Problem ->
Check whether each statement below agrees with the blog post. Answer yes or no for each, and quote the words from the post that decide it.
(a) The writer has read more than one book by Liane Moriarty.
(b) The article about a new autism test appeared in an American newspaper.
(c) The writer says autism defines the son and the family's life.

Reading passage ->
I must admit that one of the reasons I am late with this coffee post is that I have been reading a book that I can’t put down. ~ The Husband’s Secret – Liane Moriarty ~ Ever since the husband’s secret was revealed in the story (I won’t spoil it and tell you what the secret is of course!) I have been compelled to keep reading to find out how everything turns out in the end. It’s the second book of Moriarty’s that I’ve read, the other was Big Little Lies which I also loved. I think that she writes people so well, her characters are instantly recognisable as people we all know somewhere in our lives. She has written quite a number of books and I would definitely recommend her as an author.

Another reason I am squeezing in this coffee post today is because I have been busy on my blog with another BloggingU course here on WordPress. It’s the #EverydayInspiration course and I’m really enjoying it. It’s stretching me in my blog writing and possibly pointing me towards new directions. All good things.

But enough of the general chit chat, this blog was meant to be a platform for me to talk about autism and I know I’ve been drifting off topic a lot lately. That said, maybe that’s not a bad thing, maybe that ties in with one of my main messages about autism; yes I have an autistic child, and yes autism is ever present in our family life but it’s only one aspect of our life and it doesn’t define my son or our family life.

Anyway there is one thing, autism related, that has been really irritating me this week that I wanted to offload with you here over coffee (if you don’t mind). As you can imagine, I read most articles I come across in the media about autism. This week I read an article published in a well known British newspaper that talked of a potential new test researchers have devised which could diagnose children with autism at a much younger age than is currently the norm. Honestly, I am tired and irritated by the proliferation of these types of articles, the ones that contain a lot of words like ‘possible’, ‘potential’ and ‘maybe’. This particular article went along the lines of ‘researchers have possibly discovered an indicator that perhaps could be used in the future to possibly diagnose autism in young babies, maybe; but we’re not sure yet.’

Who remembers when the Duchess of Cambridge was due to give birth to Prince George? Remember how the world’s press were camped outside the hospital days before the birth giving regular news reports to the effect of ‘there’s no news yet, she hasn’t given birth’? I feel like there are too many articles published about autism that are like that, i.e. they don’t contain any real news. What is the point of them? Don’t get me wrong, I’m all for research that furthers our *understanding of autism, but I only want to see headlines about it in the media when there is something substantive to report. I don’t want to read that something maybe, perhaps has possibly been discovered about autism that we don’t already know. And don’t even get me started on the ‘possible link between eating sandwiches and autism’ type articles (I’m being highly sarcastic there in case you didn’t spot that!) that are published practically on a daily basis. I see no value whatsoever in reporting completely random and baseless speculation about autism. To me it’s just irritating, but there are other people out there who place their hopes in these kinds of crackpot myths and speculative reporting can be very damaging.

Record set ->
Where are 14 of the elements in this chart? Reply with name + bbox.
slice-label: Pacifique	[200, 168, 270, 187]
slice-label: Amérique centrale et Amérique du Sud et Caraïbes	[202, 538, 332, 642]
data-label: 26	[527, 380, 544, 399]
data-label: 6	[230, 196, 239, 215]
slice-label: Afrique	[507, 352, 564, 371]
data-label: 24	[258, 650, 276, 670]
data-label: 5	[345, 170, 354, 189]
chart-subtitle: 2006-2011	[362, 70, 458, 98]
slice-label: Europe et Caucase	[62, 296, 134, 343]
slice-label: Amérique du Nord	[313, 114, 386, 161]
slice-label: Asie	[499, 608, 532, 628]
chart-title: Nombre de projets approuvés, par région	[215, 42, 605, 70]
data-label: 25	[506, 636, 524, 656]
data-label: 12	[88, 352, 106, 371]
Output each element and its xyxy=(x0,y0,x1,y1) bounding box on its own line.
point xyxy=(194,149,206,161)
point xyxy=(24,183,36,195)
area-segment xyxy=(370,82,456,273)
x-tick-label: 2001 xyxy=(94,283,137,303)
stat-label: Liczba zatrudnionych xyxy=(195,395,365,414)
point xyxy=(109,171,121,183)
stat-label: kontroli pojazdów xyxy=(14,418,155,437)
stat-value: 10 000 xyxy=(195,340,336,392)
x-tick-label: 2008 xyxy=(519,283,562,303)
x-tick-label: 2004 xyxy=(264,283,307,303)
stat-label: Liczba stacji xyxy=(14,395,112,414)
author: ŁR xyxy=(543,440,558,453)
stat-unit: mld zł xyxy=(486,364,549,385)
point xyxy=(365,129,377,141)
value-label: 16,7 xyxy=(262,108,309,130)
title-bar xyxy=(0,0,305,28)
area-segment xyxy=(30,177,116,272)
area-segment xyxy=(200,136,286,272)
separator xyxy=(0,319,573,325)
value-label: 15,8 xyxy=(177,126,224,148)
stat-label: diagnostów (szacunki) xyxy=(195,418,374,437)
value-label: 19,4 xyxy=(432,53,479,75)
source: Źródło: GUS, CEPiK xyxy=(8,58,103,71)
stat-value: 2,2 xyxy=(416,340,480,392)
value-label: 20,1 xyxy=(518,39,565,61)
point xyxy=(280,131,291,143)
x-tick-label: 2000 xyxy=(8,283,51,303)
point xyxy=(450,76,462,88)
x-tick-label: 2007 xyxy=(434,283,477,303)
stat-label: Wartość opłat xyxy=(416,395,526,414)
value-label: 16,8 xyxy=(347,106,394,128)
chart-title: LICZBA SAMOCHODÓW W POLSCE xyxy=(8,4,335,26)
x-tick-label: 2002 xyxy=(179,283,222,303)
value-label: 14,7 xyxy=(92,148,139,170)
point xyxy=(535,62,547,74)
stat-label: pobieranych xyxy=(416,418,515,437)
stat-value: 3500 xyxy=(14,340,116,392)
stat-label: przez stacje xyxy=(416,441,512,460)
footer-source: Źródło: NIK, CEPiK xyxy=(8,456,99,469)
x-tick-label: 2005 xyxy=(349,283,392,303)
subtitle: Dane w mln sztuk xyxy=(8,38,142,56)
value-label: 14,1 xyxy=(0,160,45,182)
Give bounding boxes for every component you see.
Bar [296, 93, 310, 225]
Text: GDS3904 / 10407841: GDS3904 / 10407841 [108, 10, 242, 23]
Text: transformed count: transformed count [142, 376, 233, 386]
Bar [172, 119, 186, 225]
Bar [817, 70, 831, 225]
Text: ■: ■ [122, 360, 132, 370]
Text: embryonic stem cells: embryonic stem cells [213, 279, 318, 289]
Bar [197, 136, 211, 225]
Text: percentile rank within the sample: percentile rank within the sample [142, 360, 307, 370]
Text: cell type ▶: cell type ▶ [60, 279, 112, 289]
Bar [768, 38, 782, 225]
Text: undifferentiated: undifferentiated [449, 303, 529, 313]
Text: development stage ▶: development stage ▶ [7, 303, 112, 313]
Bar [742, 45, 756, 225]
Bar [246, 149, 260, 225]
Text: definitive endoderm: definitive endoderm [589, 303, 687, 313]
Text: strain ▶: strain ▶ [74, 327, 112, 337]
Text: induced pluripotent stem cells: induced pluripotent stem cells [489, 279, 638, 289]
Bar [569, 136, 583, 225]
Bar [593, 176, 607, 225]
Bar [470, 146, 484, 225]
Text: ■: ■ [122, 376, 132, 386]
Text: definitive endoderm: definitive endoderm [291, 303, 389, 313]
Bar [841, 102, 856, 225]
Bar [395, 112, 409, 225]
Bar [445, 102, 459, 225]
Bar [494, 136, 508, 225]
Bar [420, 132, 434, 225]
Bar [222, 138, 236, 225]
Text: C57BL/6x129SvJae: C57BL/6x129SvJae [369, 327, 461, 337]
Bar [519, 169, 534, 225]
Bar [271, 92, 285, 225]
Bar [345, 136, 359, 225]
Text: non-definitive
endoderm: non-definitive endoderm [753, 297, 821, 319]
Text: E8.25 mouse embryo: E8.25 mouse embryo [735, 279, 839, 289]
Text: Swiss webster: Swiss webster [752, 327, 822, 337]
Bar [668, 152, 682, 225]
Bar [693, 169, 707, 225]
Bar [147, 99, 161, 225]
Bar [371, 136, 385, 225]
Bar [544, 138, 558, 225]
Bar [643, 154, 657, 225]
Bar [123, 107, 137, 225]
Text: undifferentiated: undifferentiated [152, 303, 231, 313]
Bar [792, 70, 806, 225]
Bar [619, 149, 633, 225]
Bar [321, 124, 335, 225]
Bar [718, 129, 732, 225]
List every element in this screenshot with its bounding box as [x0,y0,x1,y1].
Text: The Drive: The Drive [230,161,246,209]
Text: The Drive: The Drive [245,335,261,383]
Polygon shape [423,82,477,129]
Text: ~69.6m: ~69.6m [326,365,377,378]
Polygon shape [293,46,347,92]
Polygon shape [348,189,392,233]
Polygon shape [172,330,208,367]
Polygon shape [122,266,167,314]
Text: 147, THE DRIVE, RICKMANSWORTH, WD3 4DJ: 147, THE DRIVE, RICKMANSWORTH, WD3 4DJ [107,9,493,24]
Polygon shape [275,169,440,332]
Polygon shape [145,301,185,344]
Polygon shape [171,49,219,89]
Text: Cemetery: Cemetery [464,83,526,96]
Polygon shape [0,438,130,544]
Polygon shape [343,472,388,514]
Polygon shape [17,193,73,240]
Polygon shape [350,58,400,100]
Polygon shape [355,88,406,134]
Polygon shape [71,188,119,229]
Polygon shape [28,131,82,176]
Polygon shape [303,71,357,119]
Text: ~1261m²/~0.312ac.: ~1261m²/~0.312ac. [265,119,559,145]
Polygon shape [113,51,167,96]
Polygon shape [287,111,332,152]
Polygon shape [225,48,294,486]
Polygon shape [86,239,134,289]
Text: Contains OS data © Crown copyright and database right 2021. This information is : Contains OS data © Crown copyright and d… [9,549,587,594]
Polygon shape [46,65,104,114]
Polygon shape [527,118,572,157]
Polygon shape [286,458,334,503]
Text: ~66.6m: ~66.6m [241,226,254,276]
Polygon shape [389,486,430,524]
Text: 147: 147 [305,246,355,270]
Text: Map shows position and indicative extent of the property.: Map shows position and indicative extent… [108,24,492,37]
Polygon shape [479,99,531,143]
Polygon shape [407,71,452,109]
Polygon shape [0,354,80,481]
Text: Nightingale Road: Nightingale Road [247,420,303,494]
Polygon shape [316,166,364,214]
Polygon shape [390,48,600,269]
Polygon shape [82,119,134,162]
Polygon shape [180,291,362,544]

Result of the task ->
(a) Yes: "It’s the second book of Moriarty’s that I’ve read"
(b) No: "published in a well known British newspaper"
(c) No: "it doesn’t define my son or our family life"